━━ Okuma parçası
CEMÂLEDDÎN HANSEVÎ
Hindistan'da
yetişen velîlerden. İsmi Ahmed, lakabı Cemâleddîn'dir. Hindistan'ın Pencab
bölgesinin Hansi şehrinde doğdu ve orada yetiştiği için Hansevî nisbesi verildi.
Doğum târihi belli değildir.
Hanefî
mezhebine göre fetvâ verir, câmide hatîblik yaparak müslümanlara vâz ve
nasîhatlarda bulunurdu. Ferîdüddîn Genc-i Şeker ile tanışınca, her şeyi terk
etti. Dili söylemez, eli tutmaz, ayağı gitmez oldu. O şeker hazînesinin elinde
işlenip, maddî ve mânevî olgunluğa kavuştu. Üstün derecelere yükseldi. Genc-i
Şeker'in sevgi ve muhabbetine mazhar oldu. Genc-i Şeker; "Cemâl, cemâlimizdir."
buyururdu. Cemâleddîn Ahmed Hansevî'ye olan muhabbetinden dolayı on iki sene
Hansi'de kaldı. "Cemâl, devamlı senin başının etrâfında dolaşmak istiyorum."
buyururdu. Kime hilâfet verse, Cemâleddîn Hansevî'ye gönderir, o kabûl etmedikçe
hilâfeti geçerli olmazdı. Onun reddettiği kimse, bir daha kabûl görmezdi. Genc-i
Şeker; "Cemâl'in yırttığını Ferîdüddîn dikemez." buyururdu.
Bir gün
Hansi'den biri, Genc-i Şeker'in huzûruna vardı. Ferîdüddîn Genc-i Şeker ona;
"Bizim Cemâl nasıldır?" diye sordu. O kimse; "Size bağlandığı günden beri, arâzi
ve mal ile meşgûliyeti ve hatibliği tamâmen bıraktı. Açlık ve sıkıntılar çekerek
nefsini terbiye etmeye çalışmaktadır." deyince, Ferîdüddîn hazretleri neşelendi.
Rahatlayıp; "Elhamdülillah, iyidir." buyurdu.
Cemâleddîn
Hansevî, on üçüncü asrın başlarında Hansi kasabasında vefât etti. Bugün ziyâret
mahalli olan türbesine defnedildi.
━━━━
Okuma parçasında "buyururdu. Kime hilâfet" sözlerinin bulunduğu yerden başlayın ve "olan türbesine defnedildi." sözlerinden sonra durarak o bölümü aynen kopyalayın. Kayıtların bu çalışmada hiçbir rolü yoktur.
━━ Verilen kayıtlar
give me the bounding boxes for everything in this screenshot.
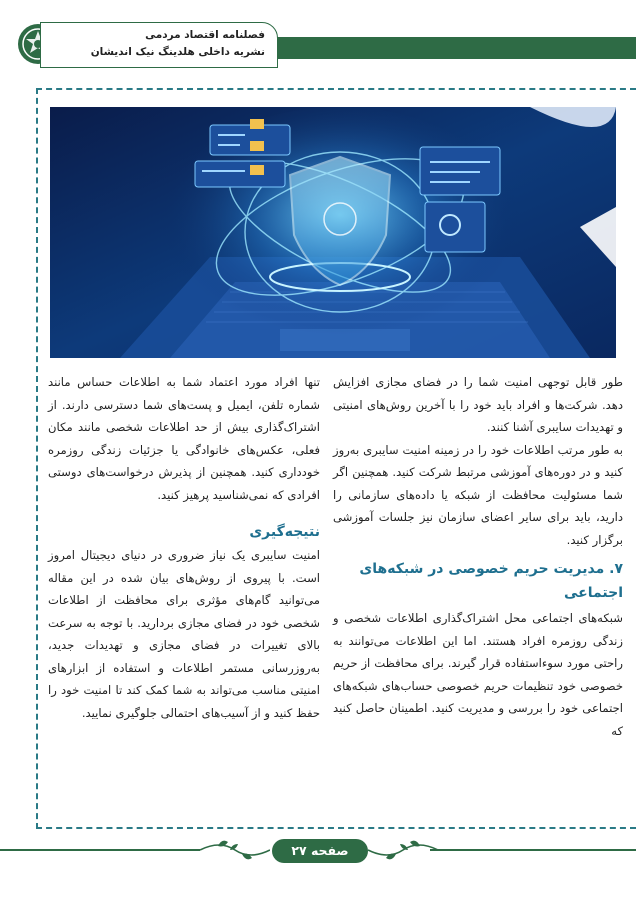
vine-ornament-icon: [368, 836, 438, 864]
left-column: [48, 371, 320, 724]
section-heading: ۷. مدیریت حریم خصوصی در شبکه‌های اجتماعی: [359, 561, 623, 601]
paragraph: تنها افراد مورد اعتماد شما به اطلاعات حساس مانند شماره تلفن، ایمیل و پست‌های شما دسترسی دارند. از اشتراک‌گذاری بیش از حد اطلاعات شخصی مانند مکان فعلی، عکس‌های خانوادگی یا جزئیات زندگی روزمره خودداری کنید. همچنین از پذیرش درخواست‌های دوستی افرادی که نمی‌شناسید پرهیز کنید.: [48, 375, 320, 502]
paragraph: امنیت سایبری یک نیاز ضروری در دنیای دیجیتال امروز است. با پیروی از روش‌های بیان شده در این مقاله می‌توانید گام‌های مؤثری برای محافظت از اطلاعات شخصی خود در فضای مجازی بردارید. با توجه به سرعت بالای تغییرات در فضای مجازی و تهدیدات جدید، به‌روزرسانی مستمر اطلاعات و استفاده از ابزارهای امنیتی مناسب می‌تواند به شما کمک کند تا امنیت خود را حفظ کنید و از آسیب‌های احتمالی جلوگیری نمایید.: [48, 548, 320, 720]
vine-ornament-icon: [200, 836, 270, 864]
publication-subtitle: نشریه داخلی هلدینگ نیک اندیشان: [90, 46, 265, 58]
paragraph: به طور مرتب اطلاعات خود را در زمینه امنیت سایبری به‌روز کنید و در دوره‌های آموزشی مرتبط شرکت کنید. همچنین اگر شما مسئولیت محافظت از شبکه یا داده‌های سازمانی را دارید، باید برای سایر اعضای سازمان نیز جلسات آموزشی برگزار کنید.: [333, 442, 623, 547]
publication-title: فصلنامه اقتصاد مردمی: [145, 29, 265, 41]
cybersecurity-illustration: [50, 107, 616, 358]
footer-line: [0, 849, 200, 851]
page-number: صفحه ۲۷: [272, 839, 368, 863]
footer-line: [430, 849, 636, 851]
paragraph: شبکه‌های اجتماعی محل اشتراک‌گذاری اطلاعات شخصی و زندگی روزمره افراد هستند. اما این اطلاعات می‌توانند به راحتی مورد سوءاستفاده قرار گیرند. برای محافظت از حریم خصوصی خود تنظیمات حریم خصوصی حساب‌های شبکه‌های اجتماعی خود را بررسی و مدیریت کنید. اطمینان حاصل کنید که: [333, 611, 623, 738]
conclusion-heading: نتیجه‌گیری: [249, 524, 320, 540]
right-column: [333, 371, 623, 742]
header-box: [40, 22, 278, 68]
paragraph: طور قابل توجهی امنیت شما را در فضای مجازی افزایش دهد. شرکت‌ها و افراد باید خود را با آخرین روش‌های امنیتی و تهدیدات سایبری آشنا کنند.: [333, 375, 623, 434]
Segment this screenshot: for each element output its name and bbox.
━━━━
Doğru cevap:
buyururdu. Kime hilâfet verse, Cemâleddîn Hansevî'ye gönderir, o kabûl etmedikçe
hilâfeti geçerli olmazdı. Onun reddettiği kimse, bir daha kabûl görmezdi. Genc-i
Şeker; "Cemâl'in yırttığını Ferîdüddîn dikemez." buyururdu.
Bir gün
Hansi'den biri, Genc-i Şeker'in huzûruna vardı. Ferîdüddîn Genc-i Şeker ona;
"Bizim Cemâl nasıldır?" diye sordu. O kimse; "Size bağlandığı günden beri, arâzi
ve mal ile meşgûliyeti ve hatibliği tamâmen bıraktı. Açlık ve sıkıntılar çekerek
nefsini terbiye etmeye çalışmaktadır." deyince, Ferîdüddîn hazretleri neşelendi.
Rahatlayıp; "Elhamdülillah, iyidir." buyurdu.
Cemâleddîn
Hansevî, on üçüncü asrın başlarında Hansi kasabasında vefât etti. Bugün ziyâret
mahalli olan türbesine defnedildi.